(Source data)

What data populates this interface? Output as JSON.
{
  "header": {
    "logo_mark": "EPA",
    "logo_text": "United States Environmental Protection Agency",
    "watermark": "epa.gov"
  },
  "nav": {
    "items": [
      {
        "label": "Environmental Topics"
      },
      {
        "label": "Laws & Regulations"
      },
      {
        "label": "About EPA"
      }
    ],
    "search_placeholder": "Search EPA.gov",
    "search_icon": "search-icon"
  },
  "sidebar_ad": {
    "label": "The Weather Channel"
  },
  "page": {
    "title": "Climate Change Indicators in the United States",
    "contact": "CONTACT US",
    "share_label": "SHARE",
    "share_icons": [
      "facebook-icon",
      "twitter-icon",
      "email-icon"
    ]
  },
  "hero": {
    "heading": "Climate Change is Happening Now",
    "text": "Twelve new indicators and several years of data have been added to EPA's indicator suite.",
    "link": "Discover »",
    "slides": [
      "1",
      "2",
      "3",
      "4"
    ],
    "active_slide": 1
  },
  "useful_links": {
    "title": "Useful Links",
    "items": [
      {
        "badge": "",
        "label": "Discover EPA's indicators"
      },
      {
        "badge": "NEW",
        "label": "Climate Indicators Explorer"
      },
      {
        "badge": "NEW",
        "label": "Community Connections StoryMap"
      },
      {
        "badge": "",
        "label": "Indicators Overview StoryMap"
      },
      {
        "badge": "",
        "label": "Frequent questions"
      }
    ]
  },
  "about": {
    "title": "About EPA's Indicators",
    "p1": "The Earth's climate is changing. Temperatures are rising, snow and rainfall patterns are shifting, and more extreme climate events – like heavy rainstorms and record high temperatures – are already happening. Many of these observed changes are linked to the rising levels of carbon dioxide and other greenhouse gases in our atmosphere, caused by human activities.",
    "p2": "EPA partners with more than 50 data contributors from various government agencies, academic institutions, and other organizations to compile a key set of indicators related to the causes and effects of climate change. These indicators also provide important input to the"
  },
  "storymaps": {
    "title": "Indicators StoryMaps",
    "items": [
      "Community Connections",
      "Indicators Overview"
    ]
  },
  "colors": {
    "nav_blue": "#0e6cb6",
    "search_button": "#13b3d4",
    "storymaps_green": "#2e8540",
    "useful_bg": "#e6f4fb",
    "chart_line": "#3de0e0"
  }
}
...
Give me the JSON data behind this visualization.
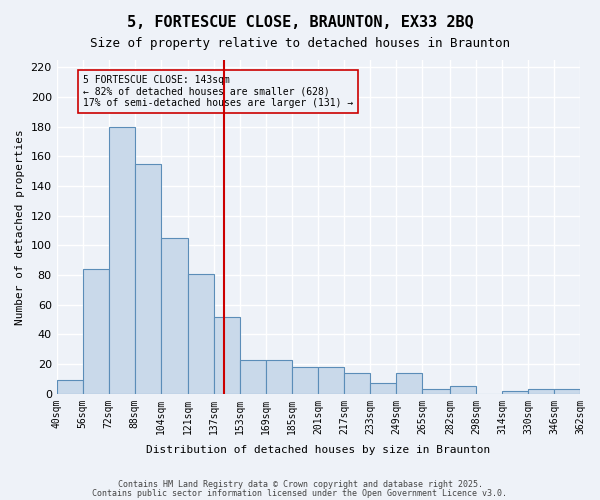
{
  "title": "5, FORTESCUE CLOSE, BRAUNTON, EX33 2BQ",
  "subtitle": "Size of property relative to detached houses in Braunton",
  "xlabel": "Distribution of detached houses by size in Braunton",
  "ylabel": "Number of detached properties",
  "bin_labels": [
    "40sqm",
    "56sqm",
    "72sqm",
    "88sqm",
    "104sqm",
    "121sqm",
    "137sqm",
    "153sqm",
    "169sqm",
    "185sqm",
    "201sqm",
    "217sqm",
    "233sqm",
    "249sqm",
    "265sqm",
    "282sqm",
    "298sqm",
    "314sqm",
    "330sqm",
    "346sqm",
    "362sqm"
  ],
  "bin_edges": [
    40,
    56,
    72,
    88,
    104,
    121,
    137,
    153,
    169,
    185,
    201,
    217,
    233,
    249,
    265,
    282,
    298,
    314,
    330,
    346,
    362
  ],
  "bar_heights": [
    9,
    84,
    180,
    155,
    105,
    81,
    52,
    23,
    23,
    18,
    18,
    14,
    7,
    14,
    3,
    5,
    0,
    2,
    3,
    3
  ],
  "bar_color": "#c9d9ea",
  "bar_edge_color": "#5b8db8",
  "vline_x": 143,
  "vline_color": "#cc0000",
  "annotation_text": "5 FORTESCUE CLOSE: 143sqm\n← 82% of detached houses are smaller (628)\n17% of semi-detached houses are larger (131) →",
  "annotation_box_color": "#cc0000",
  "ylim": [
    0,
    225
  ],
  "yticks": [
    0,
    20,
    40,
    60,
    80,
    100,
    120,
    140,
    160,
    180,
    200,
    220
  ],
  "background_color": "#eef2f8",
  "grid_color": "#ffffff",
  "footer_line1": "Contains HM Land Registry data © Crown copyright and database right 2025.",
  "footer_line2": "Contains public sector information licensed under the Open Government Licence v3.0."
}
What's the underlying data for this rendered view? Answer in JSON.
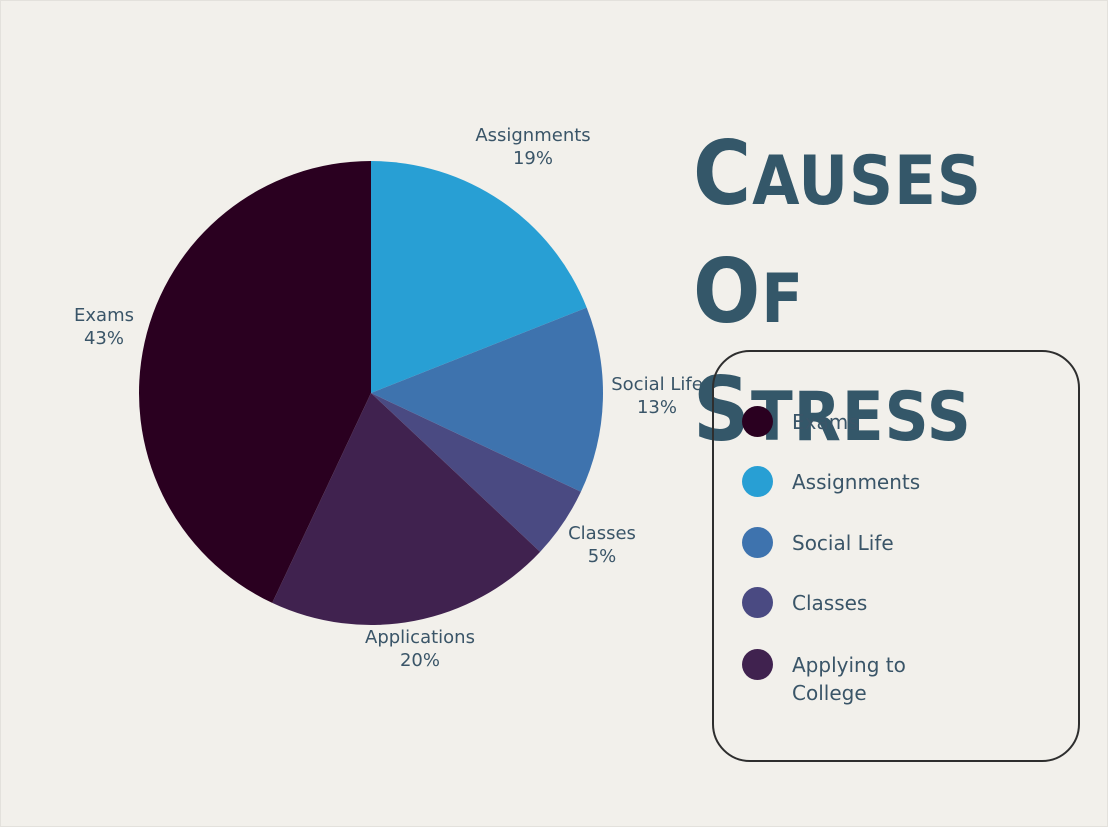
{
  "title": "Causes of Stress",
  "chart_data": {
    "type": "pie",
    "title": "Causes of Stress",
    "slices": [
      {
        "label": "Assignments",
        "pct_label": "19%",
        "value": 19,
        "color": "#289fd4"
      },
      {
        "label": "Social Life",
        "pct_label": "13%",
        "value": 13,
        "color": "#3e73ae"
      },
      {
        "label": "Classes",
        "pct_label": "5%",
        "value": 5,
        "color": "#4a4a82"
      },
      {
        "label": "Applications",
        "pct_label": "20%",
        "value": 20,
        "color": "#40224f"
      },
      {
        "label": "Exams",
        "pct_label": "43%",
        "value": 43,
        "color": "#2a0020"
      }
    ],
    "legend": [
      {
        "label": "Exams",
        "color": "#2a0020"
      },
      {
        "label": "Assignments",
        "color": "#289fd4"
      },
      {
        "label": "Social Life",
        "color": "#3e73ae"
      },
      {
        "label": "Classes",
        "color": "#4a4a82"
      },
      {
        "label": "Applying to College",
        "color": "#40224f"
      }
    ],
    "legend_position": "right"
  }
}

WRITTEN EXERCISE: Locate each line with the word "States" and copy it.

CORRECT OUTPUT:
    "logo_text": "United States Environmental Protection Agency",
    "title": "Climate Change Indicators in the United States",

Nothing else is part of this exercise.